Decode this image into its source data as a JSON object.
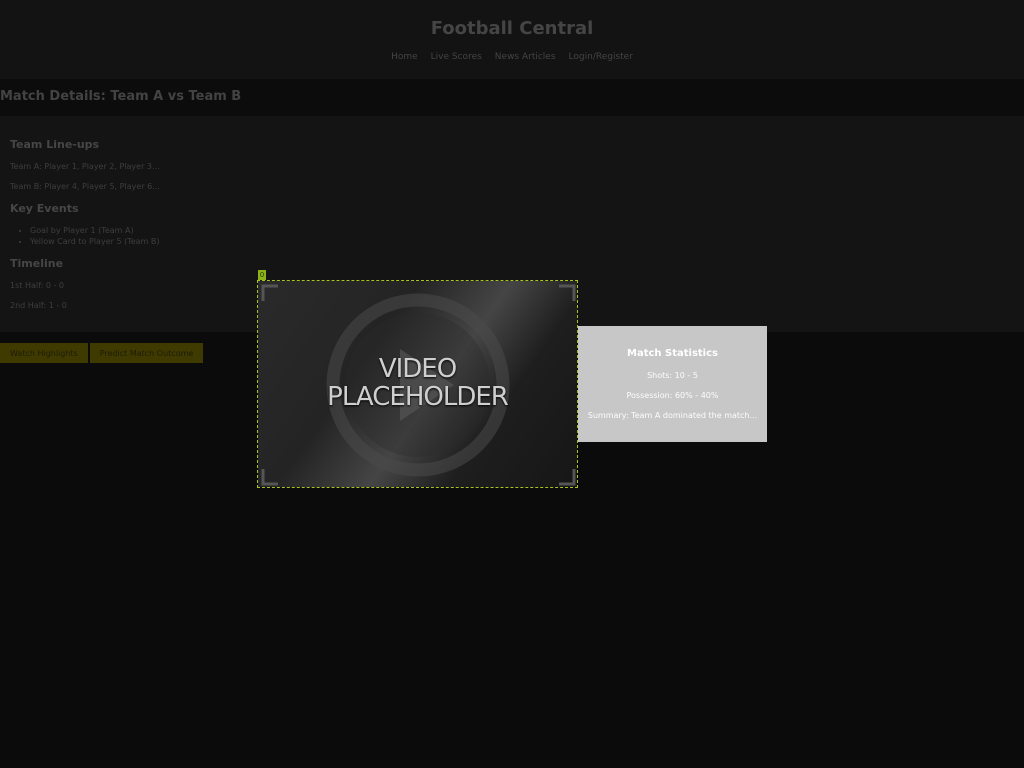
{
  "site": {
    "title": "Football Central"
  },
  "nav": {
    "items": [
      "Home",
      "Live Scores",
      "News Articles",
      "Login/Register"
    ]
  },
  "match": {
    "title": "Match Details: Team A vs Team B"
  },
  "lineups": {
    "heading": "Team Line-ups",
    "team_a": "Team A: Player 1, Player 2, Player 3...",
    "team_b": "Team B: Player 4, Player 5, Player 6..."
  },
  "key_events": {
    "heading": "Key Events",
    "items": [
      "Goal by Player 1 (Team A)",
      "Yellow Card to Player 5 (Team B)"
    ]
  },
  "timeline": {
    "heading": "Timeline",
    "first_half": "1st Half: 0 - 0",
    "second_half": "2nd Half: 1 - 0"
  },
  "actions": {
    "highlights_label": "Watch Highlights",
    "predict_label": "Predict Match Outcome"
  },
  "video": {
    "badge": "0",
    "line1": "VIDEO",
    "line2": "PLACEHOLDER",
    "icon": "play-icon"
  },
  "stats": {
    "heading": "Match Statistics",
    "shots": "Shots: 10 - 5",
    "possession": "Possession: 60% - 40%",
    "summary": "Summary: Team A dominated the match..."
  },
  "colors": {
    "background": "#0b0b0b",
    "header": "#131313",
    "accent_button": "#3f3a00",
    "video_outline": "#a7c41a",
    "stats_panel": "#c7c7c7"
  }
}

_ _ _ _

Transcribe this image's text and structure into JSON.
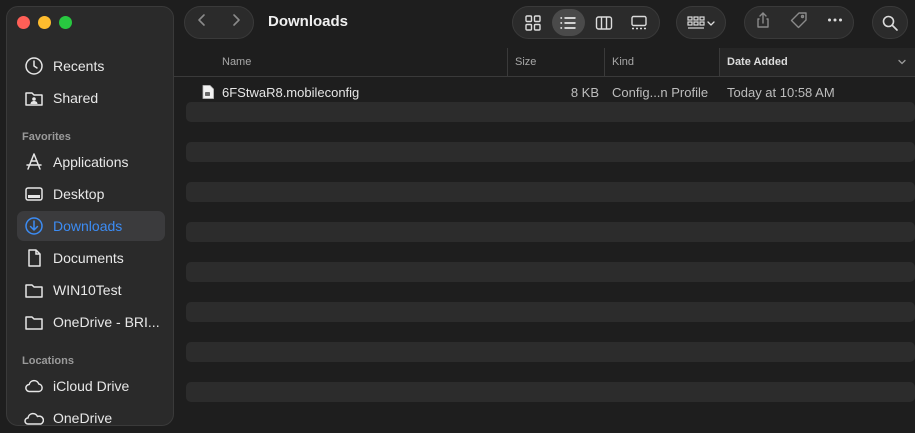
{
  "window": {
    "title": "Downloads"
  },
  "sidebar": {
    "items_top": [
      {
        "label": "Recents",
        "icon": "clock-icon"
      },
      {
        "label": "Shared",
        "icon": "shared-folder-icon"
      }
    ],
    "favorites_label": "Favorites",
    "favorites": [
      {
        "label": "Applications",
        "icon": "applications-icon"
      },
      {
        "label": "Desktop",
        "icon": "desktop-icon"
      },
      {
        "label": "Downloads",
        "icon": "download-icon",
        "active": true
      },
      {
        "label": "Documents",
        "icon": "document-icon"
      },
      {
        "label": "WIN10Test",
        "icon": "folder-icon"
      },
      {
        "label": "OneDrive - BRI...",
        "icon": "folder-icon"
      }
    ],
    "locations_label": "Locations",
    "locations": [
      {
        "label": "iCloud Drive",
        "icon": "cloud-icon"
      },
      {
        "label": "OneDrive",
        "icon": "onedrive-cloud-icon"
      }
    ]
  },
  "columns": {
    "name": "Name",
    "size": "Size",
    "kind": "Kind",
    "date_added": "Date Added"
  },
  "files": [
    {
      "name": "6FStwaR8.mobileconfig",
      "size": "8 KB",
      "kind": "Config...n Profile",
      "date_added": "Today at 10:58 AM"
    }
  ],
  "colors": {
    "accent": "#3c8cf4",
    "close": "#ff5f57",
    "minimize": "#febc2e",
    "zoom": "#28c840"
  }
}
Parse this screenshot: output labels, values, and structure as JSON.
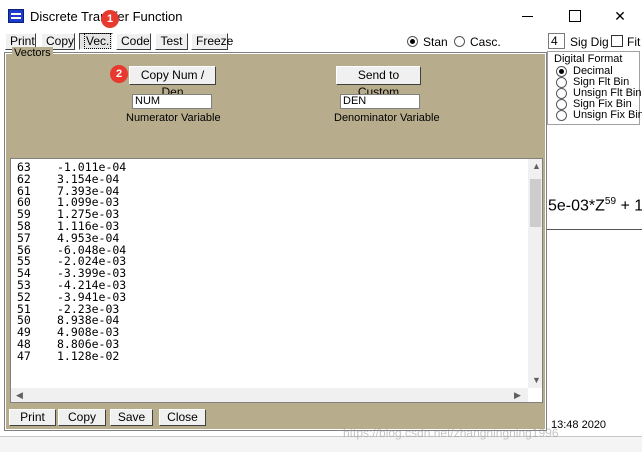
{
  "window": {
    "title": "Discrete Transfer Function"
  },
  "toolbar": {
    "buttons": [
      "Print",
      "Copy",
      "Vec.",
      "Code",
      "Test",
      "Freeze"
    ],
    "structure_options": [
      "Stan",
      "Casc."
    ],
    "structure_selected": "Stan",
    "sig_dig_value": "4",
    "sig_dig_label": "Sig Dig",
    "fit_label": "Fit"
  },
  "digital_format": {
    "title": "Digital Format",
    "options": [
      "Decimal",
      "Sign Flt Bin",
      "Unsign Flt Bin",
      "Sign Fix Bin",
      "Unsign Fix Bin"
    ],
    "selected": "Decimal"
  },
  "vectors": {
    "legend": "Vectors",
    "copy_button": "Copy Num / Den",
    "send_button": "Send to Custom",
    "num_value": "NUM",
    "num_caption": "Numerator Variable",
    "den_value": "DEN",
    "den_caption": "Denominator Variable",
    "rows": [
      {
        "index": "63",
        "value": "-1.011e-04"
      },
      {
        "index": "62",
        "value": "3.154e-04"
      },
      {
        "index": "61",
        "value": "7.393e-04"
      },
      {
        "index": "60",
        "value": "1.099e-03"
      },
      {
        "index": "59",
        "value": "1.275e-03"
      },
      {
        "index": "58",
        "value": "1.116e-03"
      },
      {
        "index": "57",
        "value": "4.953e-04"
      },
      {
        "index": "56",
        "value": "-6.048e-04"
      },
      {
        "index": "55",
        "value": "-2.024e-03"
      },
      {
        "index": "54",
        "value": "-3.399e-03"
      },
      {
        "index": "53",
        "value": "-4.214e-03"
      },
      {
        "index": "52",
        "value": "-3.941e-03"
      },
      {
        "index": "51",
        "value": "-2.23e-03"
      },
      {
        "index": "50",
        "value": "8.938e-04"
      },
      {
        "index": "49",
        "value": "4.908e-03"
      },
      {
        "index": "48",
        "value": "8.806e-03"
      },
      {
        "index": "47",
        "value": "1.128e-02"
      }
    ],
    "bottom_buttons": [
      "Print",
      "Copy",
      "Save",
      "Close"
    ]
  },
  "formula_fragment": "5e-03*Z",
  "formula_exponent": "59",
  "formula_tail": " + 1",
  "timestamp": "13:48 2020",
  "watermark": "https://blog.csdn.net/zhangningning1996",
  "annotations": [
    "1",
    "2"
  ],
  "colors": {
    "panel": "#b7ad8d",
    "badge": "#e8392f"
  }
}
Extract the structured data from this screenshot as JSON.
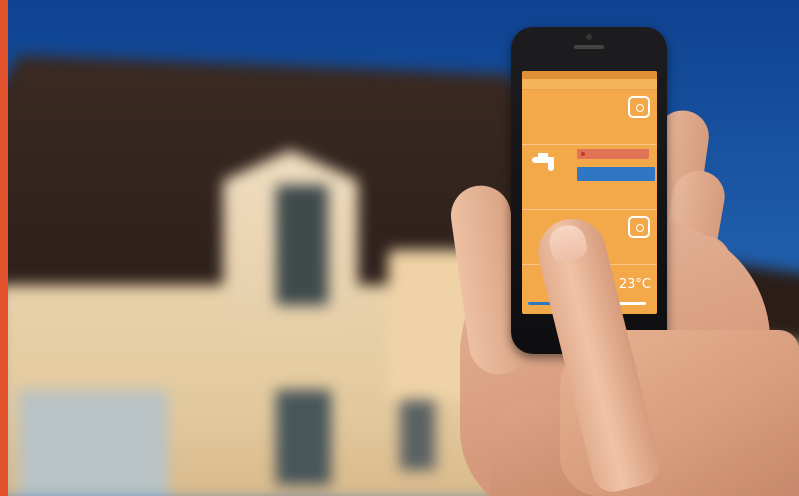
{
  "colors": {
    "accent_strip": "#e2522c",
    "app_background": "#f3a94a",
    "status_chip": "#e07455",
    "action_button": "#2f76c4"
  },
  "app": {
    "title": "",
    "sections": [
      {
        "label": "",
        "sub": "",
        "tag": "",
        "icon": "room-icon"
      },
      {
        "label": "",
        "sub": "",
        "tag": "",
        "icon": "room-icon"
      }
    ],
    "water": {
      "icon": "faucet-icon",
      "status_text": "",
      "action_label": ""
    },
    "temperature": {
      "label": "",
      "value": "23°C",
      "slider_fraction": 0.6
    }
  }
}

_ _ _ _

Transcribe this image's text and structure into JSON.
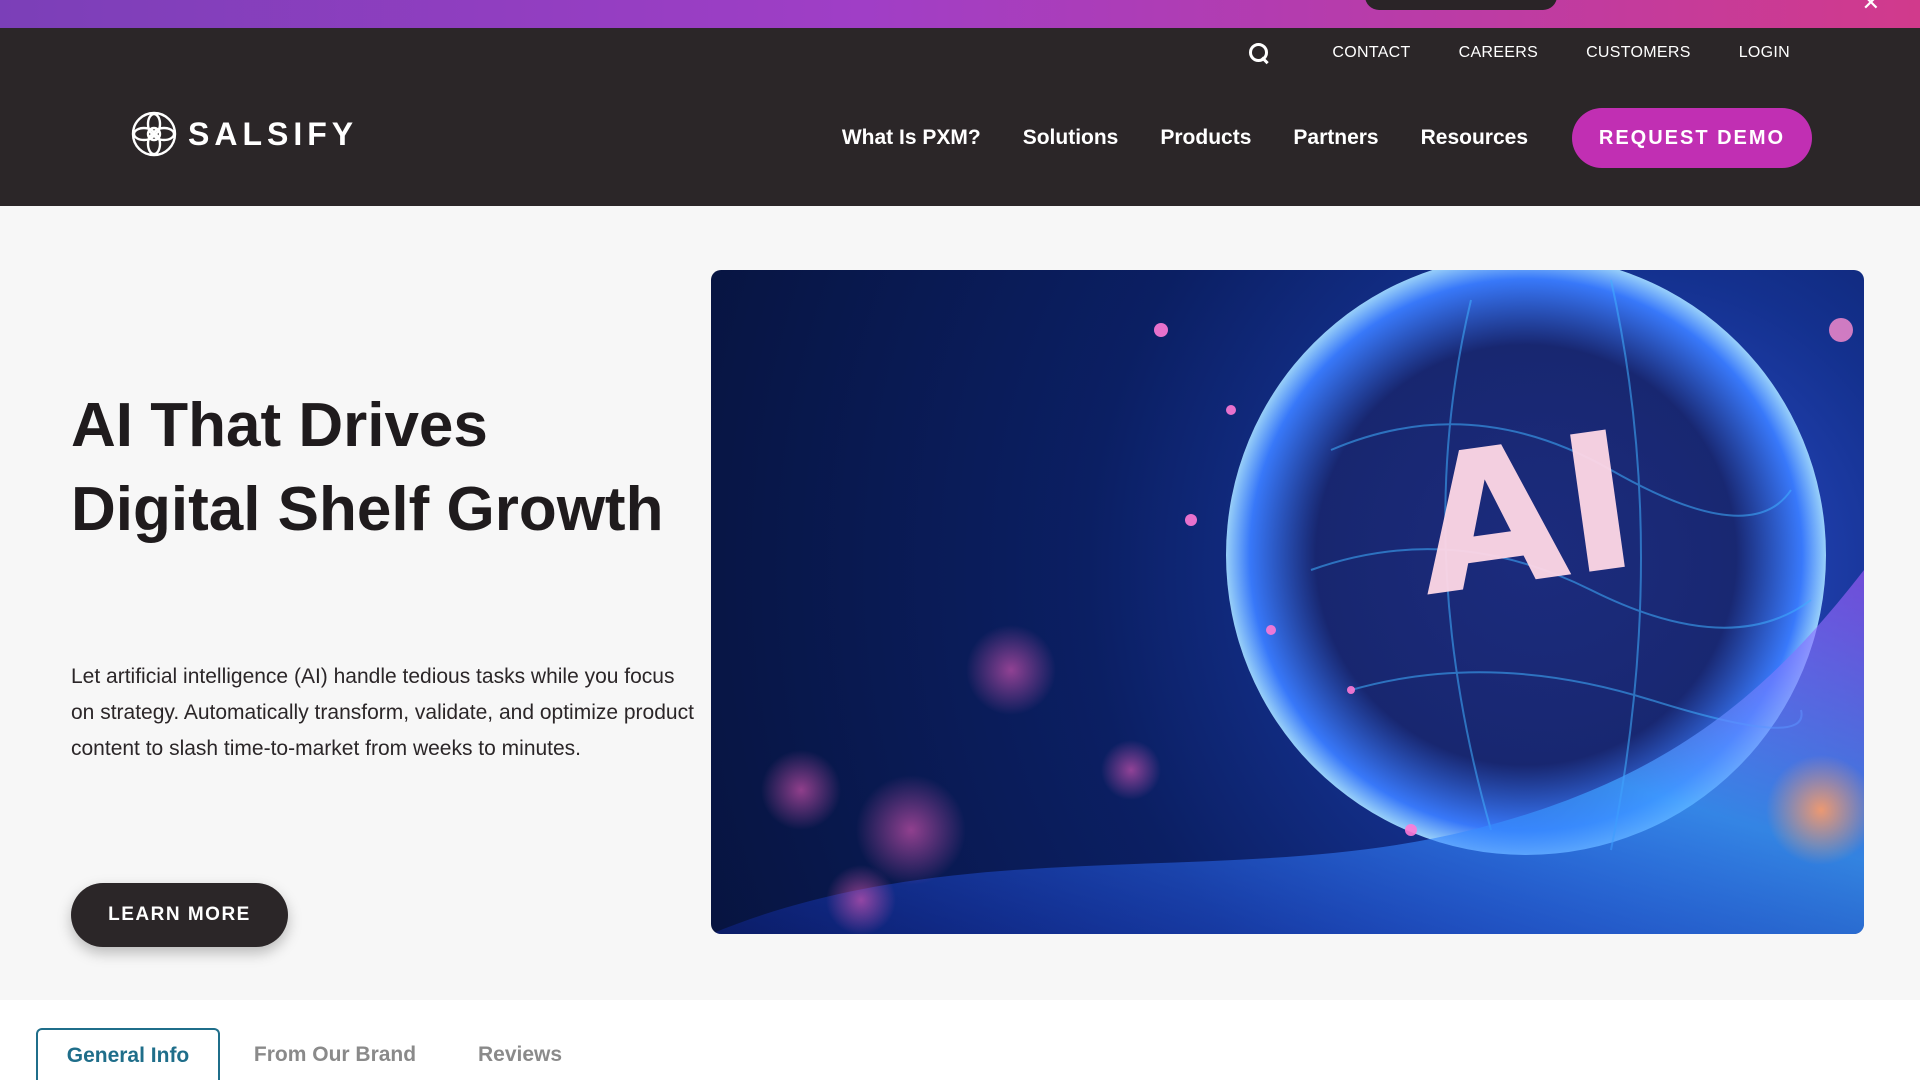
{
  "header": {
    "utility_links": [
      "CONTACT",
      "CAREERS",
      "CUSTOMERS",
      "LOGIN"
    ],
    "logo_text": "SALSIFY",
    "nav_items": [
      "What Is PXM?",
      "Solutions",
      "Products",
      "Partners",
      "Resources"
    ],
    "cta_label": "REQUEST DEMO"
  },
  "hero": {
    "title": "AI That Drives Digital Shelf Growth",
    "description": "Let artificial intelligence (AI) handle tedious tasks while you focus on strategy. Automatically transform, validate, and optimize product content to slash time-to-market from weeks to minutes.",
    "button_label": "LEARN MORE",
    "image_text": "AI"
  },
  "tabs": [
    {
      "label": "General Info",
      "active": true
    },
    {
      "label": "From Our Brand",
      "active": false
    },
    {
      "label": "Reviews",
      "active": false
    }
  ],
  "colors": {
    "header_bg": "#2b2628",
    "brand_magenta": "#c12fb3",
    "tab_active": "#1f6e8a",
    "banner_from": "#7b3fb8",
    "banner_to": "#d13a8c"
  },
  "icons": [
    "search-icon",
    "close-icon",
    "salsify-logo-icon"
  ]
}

_ _ _ _

Objective — Return only those lines of the records that contain the string "Half".

The result —
    "first_half": "1st Half: 0 - 0",
    "second_half": "2nd Half: 1 - 0"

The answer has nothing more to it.